** What the exercise asks **
Count the lines below that contain the word "value", and reply with that number alone.

** Records from a data collection **
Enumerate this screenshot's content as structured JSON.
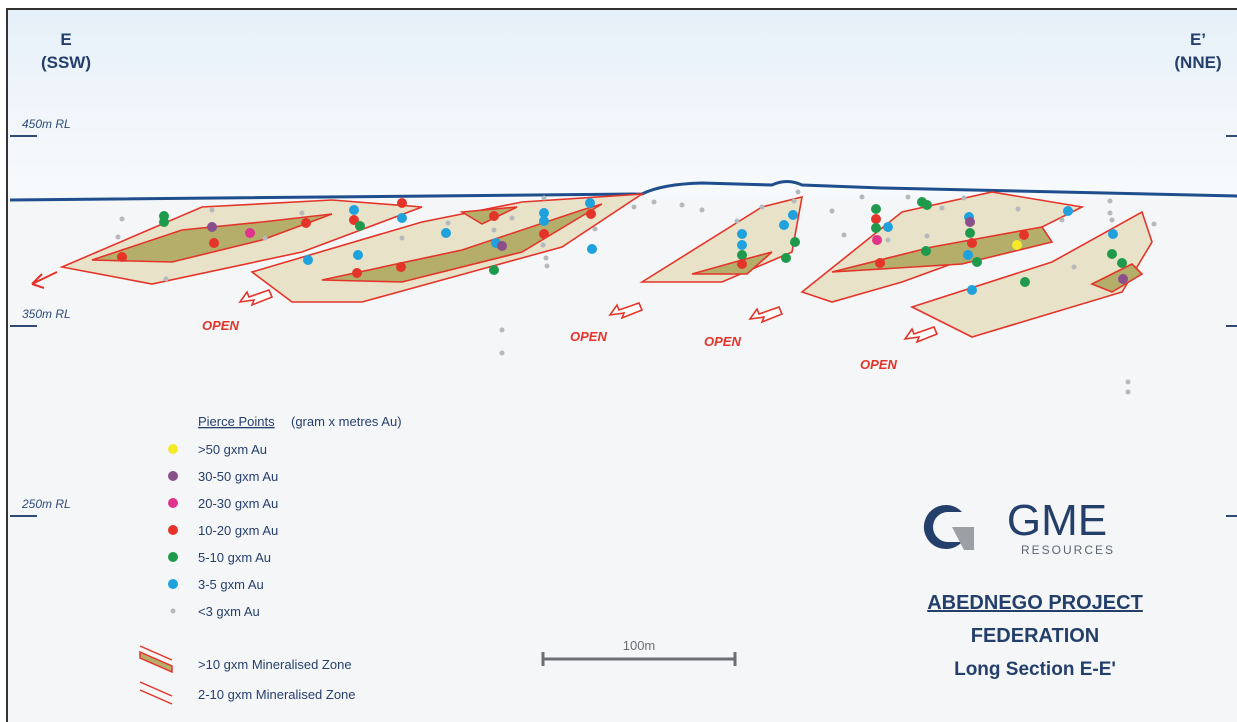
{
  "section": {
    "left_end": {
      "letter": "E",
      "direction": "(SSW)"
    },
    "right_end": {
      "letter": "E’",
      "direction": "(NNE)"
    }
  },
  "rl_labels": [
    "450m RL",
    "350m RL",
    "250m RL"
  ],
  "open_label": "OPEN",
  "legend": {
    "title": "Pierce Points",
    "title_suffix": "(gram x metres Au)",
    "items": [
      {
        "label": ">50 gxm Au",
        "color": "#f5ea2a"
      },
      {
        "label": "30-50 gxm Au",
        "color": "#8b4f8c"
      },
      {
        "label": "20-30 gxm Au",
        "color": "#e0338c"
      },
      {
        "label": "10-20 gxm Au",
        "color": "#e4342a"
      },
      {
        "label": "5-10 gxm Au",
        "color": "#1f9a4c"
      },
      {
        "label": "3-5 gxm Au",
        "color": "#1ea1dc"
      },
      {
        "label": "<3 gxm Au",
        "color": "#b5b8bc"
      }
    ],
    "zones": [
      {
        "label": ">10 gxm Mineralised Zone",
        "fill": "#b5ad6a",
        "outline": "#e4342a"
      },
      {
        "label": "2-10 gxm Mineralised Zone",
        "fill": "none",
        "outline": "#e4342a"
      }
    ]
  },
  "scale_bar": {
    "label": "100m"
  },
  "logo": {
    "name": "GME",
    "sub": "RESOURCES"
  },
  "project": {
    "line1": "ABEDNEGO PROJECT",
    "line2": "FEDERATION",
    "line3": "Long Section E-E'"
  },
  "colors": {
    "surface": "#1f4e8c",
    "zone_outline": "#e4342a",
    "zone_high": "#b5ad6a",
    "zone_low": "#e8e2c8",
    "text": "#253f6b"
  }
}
---
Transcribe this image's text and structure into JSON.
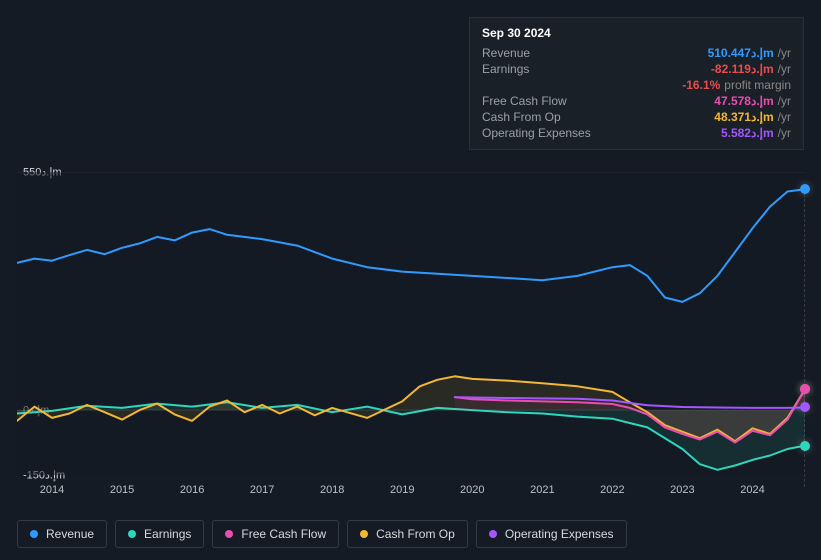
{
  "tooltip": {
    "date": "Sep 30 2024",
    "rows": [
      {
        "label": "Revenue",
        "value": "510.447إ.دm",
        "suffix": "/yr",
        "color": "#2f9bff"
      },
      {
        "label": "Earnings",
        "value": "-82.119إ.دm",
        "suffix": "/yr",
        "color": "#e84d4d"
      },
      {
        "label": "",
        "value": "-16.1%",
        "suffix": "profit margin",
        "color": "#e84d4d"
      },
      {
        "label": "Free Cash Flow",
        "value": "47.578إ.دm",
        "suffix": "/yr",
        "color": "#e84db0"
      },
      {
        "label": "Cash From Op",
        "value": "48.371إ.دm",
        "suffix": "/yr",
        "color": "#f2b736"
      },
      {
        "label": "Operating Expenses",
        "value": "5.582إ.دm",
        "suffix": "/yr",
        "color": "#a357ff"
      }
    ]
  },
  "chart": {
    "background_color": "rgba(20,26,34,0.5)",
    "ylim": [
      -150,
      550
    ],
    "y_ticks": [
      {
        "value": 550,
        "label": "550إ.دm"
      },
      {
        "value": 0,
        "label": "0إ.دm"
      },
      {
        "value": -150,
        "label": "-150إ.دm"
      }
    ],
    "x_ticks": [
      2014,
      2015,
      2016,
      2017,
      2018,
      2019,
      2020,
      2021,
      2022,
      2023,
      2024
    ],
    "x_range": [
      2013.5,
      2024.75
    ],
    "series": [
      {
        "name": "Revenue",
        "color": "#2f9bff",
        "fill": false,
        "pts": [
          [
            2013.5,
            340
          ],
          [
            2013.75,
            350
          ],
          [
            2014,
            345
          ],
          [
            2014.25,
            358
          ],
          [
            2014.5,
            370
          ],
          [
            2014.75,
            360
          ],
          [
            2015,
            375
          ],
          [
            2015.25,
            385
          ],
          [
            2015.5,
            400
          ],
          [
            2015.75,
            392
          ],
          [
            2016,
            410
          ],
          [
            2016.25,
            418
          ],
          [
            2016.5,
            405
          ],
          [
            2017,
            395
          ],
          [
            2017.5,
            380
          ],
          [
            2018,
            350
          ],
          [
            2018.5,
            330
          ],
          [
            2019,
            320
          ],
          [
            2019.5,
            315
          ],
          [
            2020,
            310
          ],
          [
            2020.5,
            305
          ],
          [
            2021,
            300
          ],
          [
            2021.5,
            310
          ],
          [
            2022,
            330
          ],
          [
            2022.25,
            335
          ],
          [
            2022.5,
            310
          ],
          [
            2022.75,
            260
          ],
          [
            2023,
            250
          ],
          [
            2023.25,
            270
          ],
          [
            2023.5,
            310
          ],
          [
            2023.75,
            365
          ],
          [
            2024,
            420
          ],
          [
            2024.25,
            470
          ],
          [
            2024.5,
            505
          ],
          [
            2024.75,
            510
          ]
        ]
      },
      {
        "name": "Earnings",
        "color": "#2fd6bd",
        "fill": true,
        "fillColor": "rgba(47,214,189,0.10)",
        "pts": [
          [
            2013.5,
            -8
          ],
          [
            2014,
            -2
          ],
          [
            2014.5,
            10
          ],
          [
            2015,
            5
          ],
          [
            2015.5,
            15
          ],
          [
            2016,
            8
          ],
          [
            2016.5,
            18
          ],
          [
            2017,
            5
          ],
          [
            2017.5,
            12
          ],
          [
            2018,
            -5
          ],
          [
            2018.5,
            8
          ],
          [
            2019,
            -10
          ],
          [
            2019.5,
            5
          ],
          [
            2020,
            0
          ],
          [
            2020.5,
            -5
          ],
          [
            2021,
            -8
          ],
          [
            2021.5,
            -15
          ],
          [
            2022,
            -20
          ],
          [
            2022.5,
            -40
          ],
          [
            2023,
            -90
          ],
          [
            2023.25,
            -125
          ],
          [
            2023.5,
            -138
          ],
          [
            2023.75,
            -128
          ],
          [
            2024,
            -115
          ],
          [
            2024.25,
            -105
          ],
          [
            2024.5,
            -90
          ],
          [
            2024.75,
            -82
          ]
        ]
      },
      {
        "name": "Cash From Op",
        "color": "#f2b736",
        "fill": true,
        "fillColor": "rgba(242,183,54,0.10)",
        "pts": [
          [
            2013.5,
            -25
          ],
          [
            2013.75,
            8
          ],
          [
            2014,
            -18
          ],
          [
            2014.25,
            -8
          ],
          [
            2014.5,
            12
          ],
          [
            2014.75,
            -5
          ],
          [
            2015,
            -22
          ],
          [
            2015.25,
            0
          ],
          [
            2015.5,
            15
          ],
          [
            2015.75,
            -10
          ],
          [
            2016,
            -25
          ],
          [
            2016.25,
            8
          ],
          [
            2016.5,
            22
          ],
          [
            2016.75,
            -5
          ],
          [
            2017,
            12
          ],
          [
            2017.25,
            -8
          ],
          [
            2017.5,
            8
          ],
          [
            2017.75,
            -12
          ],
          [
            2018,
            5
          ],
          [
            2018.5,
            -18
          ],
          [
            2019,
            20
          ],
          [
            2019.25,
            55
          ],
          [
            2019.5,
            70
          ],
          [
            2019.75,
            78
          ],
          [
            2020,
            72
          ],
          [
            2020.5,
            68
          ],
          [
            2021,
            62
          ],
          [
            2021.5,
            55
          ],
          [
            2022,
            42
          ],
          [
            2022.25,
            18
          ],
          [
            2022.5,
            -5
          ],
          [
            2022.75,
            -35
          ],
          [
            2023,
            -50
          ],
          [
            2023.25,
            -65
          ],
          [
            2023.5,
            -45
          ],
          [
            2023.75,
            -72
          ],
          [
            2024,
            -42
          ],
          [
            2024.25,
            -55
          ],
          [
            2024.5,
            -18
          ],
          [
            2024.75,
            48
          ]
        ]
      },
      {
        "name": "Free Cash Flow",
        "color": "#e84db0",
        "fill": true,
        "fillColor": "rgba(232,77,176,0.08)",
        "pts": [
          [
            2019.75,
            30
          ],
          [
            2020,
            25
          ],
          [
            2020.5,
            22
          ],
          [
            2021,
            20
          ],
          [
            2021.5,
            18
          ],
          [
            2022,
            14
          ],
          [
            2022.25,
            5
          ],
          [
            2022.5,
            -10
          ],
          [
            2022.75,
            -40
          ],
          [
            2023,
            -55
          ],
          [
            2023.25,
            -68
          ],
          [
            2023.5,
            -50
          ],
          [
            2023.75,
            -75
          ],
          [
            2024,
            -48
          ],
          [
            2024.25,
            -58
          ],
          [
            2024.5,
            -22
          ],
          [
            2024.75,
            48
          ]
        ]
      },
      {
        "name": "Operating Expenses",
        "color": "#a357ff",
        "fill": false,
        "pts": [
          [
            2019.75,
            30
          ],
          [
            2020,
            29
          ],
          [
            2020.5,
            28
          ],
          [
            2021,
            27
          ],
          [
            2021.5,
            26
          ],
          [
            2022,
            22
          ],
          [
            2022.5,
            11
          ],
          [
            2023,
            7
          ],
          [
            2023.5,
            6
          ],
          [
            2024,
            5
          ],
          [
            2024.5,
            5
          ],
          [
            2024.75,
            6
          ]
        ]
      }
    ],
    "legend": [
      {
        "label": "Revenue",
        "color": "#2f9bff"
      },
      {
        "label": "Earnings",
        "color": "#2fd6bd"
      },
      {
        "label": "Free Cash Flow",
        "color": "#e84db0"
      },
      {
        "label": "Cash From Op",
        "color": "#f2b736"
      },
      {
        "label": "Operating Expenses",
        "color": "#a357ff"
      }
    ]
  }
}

** Final answer **
9